Description of the task: Print all the entries verbatim.

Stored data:
>> begin
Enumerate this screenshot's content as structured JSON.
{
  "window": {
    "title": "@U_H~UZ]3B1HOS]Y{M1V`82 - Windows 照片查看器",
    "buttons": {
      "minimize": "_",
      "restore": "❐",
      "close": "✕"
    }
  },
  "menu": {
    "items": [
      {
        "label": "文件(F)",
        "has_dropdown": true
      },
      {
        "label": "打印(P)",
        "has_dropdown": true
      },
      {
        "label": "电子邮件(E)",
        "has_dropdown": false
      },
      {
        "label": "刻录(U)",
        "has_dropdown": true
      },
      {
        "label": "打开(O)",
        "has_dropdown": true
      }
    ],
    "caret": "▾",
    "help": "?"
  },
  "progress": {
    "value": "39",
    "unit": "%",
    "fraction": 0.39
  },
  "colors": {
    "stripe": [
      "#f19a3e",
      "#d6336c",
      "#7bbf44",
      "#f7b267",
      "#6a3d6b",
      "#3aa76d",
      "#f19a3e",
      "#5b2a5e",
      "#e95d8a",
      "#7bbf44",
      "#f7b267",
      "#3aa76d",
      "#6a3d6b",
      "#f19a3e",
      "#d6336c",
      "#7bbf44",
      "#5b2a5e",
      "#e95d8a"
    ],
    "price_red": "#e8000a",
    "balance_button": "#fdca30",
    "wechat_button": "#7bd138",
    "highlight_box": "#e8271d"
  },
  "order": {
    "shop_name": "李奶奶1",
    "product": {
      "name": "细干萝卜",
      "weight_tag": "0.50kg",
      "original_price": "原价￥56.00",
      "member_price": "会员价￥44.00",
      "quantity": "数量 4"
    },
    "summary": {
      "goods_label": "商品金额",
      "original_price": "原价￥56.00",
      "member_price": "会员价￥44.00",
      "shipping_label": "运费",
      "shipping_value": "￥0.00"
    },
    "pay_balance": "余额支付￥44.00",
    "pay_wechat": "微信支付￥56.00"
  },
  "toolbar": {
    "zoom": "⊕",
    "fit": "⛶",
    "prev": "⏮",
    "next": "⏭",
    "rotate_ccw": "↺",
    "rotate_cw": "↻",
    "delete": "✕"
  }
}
>> end
Written reply:
Enumerate this screenshot's content as structured JSON.
{
  "window": {
    "title": "@U_H~UZ]3B1HOS]Y{M1V`82 - Windows 照片查看器",
    "buttons": {
      "minimize": "_",
      "restore": "❐",
      "close": "✕"
    }
  },
  "menu": {
    "items": [
      {
        "label": "文件(F)",
        "has_dropdown": true
      },
      {
        "label": "打印(P)",
        "has_dropdown": true
      },
      {
        "label": "电子邮件(E)",
        "has_dropdown": false
      },
      {
        "label": "刻录(U)",
        "has_dropdown": true
      },
      {
        "label": "打开(O)",
        "has_dropdown": true
      }
    ],
    "caret": "▾",
    "help": "?"
  },
  "progress": {
    "value": "39",
    "unit": "%",
    "fraction": 0.39
  },
  "colors": {
    "stripe": [
      "#f19a3e",
      "#d6336c",
      "#7bbf44",
      "#f7b267",
      "#6a3d6b",
      "#3aa76d",
      "#f19a3e",
      "#5b2a5e",
      "#e95d8a",
      "#7bbf44",
      "#f7b267",
      "#3aa76d",
      "#6a3d6b",
      "#f19a3e",
      "#d6336c",
      "#7bbf44",
      "#5b2a5e",
      "#e95d8a"
    ],
    "price_red": "#e8000a",
    "balance_button": "#fdca30",
    "wechat_button": "#7bd138",
    "highlight_box": "#e8271d"
  },
  "order": {
    "shop_name": "李奶奶1",
    "product": {
      "name": "细干萝卜",
      "weight_tag": "0.50kg",
      "original_price": "原价￥56.00",
      "member_price": "会员价￥44.00",
      "quantity": "数量 4"
    },
    "summary": {
      "goods_label": "商品金额",
      "original_price": "原价￥56.00",
      "member_price": "会员价￥44.00",
      "shipping_label": "运费",
      "shipping_value": "￥0.00"
    },
    "pay_balance": "余额支付￥44.00",
    "pay_wechat": "微信支付￥56.00"
  },
  "toolbar": {
    "zoom": "⊕",
    "fit": "⛶",
    "prev": "⏮",
    "next": "⏭",
    "rotate_ccw": "↺",
    "rotate_cw": "↻",
    "delete": "✕"
  }
}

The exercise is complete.